++++ EXTRACTED MATERIAL ++++

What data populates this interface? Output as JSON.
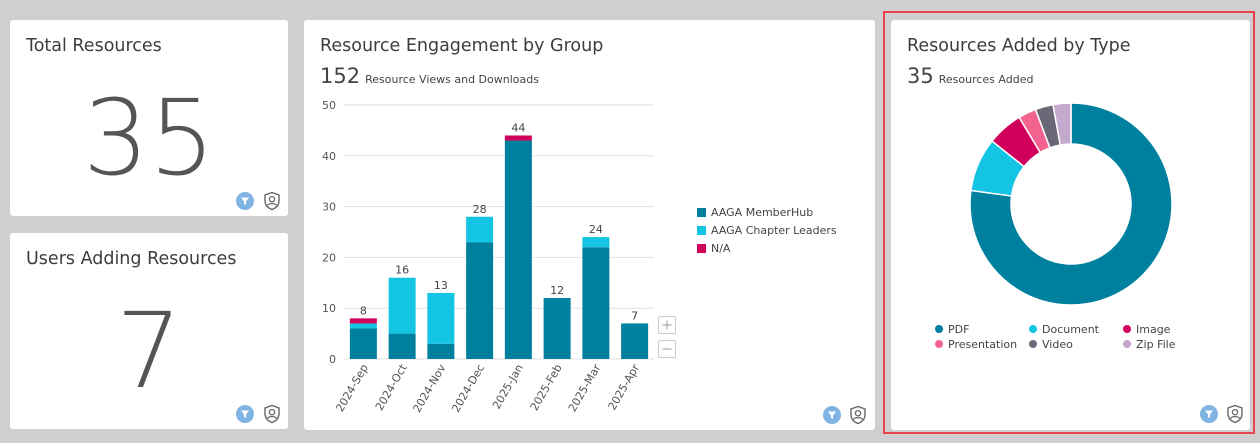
{
  "total_resources": {
    "title": "Total Resources",
    "value": "35"
  },
  "users_adding": {
    "title": "Users Adding Resources",
    "value": "7"
  },
  "engagement": {
    "title": "Resource Engagement by Group",
    "total": "152",
    "total_label": "Resource Views and Downloads",
    "zoom_in": "+",
    "zoom_out": "−"
  },
  "added_by_type": {
    "title": "Resources Added by Type",
    "total": "35",
    "total_label": "Resources Added"
  },
  "colors": {
    "memberhub": "#00809f",
    "chapter": "#13c4e3",
    "na": "#d1005d",
    "pdf": "#00809f",
    "document": "#13c4e3",
    "image": "#d1005d",
    "presentation": "#f2648f",
    "video": "#6a6877",
    "zip": "#c4a9cf",
    "filter_icon": "#7fb4e3"
  },
  "chart_data": [
    {
      "type": "bar",
      "stacked": true,
      "title": "Resource Engagement by Group",
      "categories": [
        "2024-Sep",
        "2024-Oct",
        "2024-Nov",
        "2024-Dec",
        "2025-Jan",
        "2025-Feb",
        "2025-Mar",
        "2025-Apr"
      ],
      "series": [
        {
          "name": "AAGA MemberHub",
          "values": [
            6,
            5,
            3,
            23,
            43,
            12,
            22,
            7
          ]
        },
        {
          "name": "AAGA Chapter Leaders",
          "values": [
            1,
            11,
            10,
            5,
            0,
            0,
            2,
            0
          ]
        },
        {
          "name": "N/A",
          "values": [
            1,
            0,
            0,
            0,
            1,
            0,
            0,
            0
          ]
        }
      ],
      "totals": [
        "8",
        "16",
        "13",
        "28",
        "44",
        "12",
        "24",
        "7"
      ],
      "ylim": [
        0,
        50
      ],
      "yticks": [
        "0",
        "10",
        "20",
        "30",
        "40",
        "50"
      ],
      "grid": true,
      "legend": "right"
    },
    {
      "type": "pie",
      "donut": true,
      "title": "Resources Added by Type",
      "categories": [
        "PDF",
        "Document",
        "Image",
        "Presentation",
        "Video",
        "Zip File"
      ],
      "values": [
        27,
        3,
        2,
        1,
        1,
        1
      ],
      "legend": "bottom"
    }
  ]
}
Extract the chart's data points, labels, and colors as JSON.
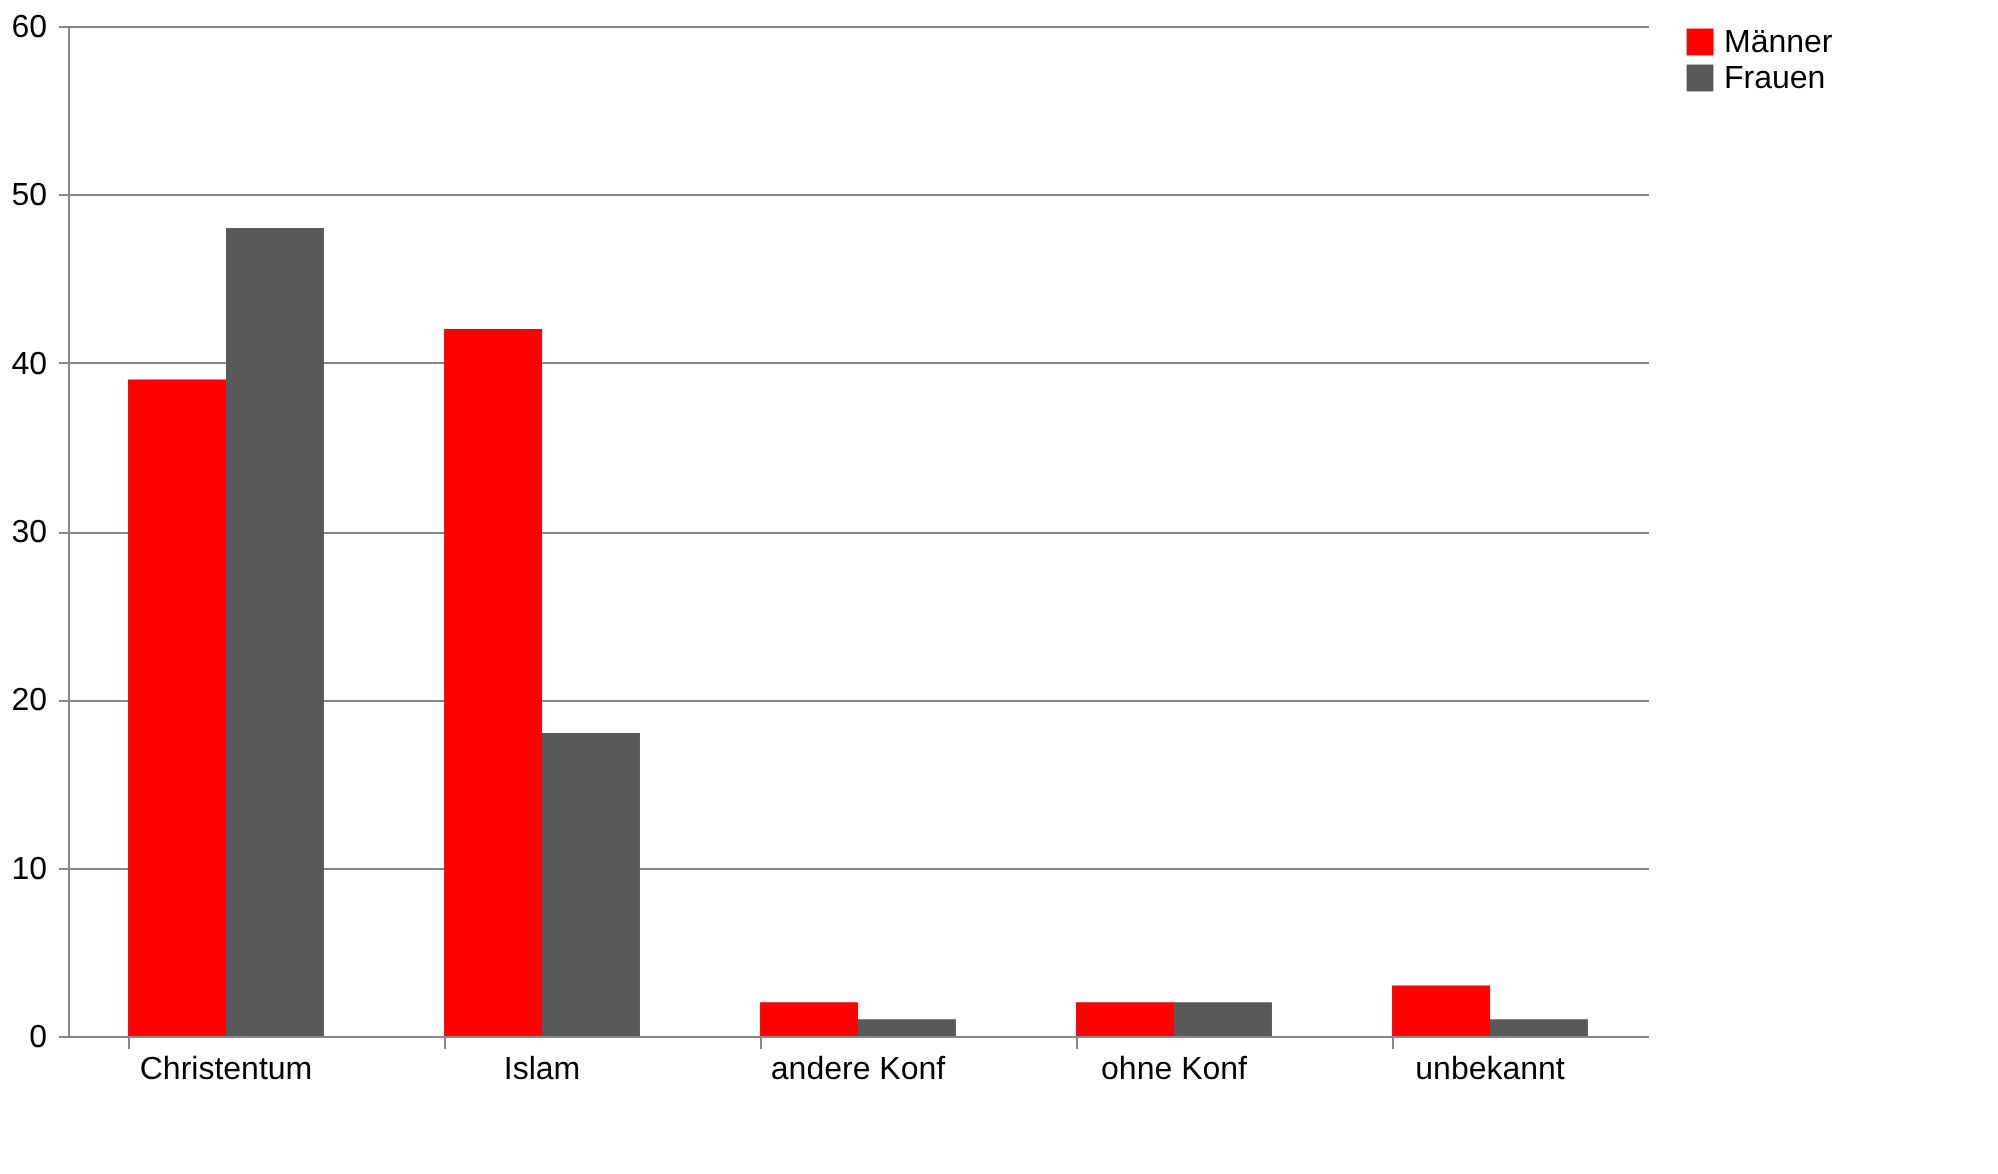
{
  "chart_data": {
    "type": "bar",
    "categories": [
      "Christentum",
      "Islam",
      "andere Konf",
      "ohne Konf",
      "unbekannt"
    ],
    "series": [
      {
        "name": "Männer",
        "color": "#ff0000",
        "values": [
          39,
          42,
          2,
          2,
          3
        ]
      },
      {
        "name": "Frauen",
        "color": "#595959",
        "values": [
          48,
          18,
          1,
          2,
          1
        ]
      }
    ],
    "ylim": [
      0,
      60
    ],
    "yticks": [
      0,
      10,
      20,
      30,
      40,
      50,
      60
    ],
    "grid": "y",
    "legend": "right"
  }
}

++++

Using the records above, output their complete text exactly, minus any images.

What data populates this interface? Output as JSON.
{
  "total_resources": {
    "title": "Total Resources",
    "value": "35"
  },
  "users_adding": {
    "title": "Users Adding Resources",
    "value": "7"
  },
  "engagement": {
    "title": "Resource Engagement by Group",
    "total": "152",
    "total_label": "Resource Views and Downloads",
    "zoom_in": "+",
    "zoom_out": "−"
  },
  "added_by_type": {
    "title": "Resources Added by Type",
    "total": "35",
    "total_label": "Resources Added"
  },
  "colors": {
    "memberhub": "#00809f",
    "chapter": "#13c4e3",
    "na": "#d1005d",
    "pdf": "#00809f",
    "document": "#13c4e3",
    "image": "#d1005d",
    "presentation": "#f2648f",
    "video": "#6a6877",
    "zip": "#c4a9cf",
    "filter_icon": "#7fb4e3"
  },
  "chart_data": [
    {
      "type": "bar",
      "stacked": true,
      "title": "Resource Engagement by Group",
      "categories": [
        "2024-Sep",
        "2024-Oct",
        "2024-Nov",
        "2024-Dec",
        "2025-Jan",
        "2025-Feb",
        "2025-Mar",
        "2025-Apr"
      ],
      "series": [
        {
          "name": "AAGA MemberHub",
          "values": [
            6,
            5,
            3,
            23,
            43,
            12,
            22,
            7
          ]
        },
        {
          "name": "AAGA Chapter Leaders",
          "values": [
            1,
            11,
            10,
            5,
            0,
            0,
            2,
            0
          ]
        },
        {
          "name": "N/A",
          "values": [
            1,
            0,
            0,
            0,
            1,
            0,
            0,
            0
          ]
        }
      ],
      "totals": [
        "8",
        "16",
        "13",
        "28",
        "44",
        "12",
        "24",
        "7"
      ],
      "ylim": [
        0,
        50
      ],
      "yticks": [
        "0",
        "10",
        "20",
        "30",
        "40",
        "50"
      ],
      "grid": true,
      "legend": "right"
    },
    {
      "type": "pie",
      "donut": true,
      "title": "Resources Added by Type",
      "categories": [
        "PDF",
        "Document",
        "Image",
        "Presentation",
        "Video",
        "Zip File"
      ],
      "values": [
        27,
        3,
        2,
        1,
        1,
        1
      ],
      "legend": "bottom"
    }
  ]
}
Extract the chart's data points, labels, and colors as JSON.
{
  "chart_data": {
    "type": "bar",
    "categories": [
      "Christentum",
      "Islam",
      "andere Konf",
      "ohne Konf",
      "unbekannt"
    ],
    "series": [
      {
        "name": "Männer",
        "color": "#ff0000",
        "values": [
          39,
          42,
          2,
          2,
          3
        ]
      },
      {
        "name": "Frauen",
        "color": "#595959",
        "values": [
          48,
          18,
          1,
          2,
          1
        ]
      }
    ],
    "ylim": [
      0,
      60
    ],
    "yticks": [
      0,
      10,
      20,
      30,
      40,
      50,
      60
    ],
    "grid": "y",
    "legend": "right"
  }
}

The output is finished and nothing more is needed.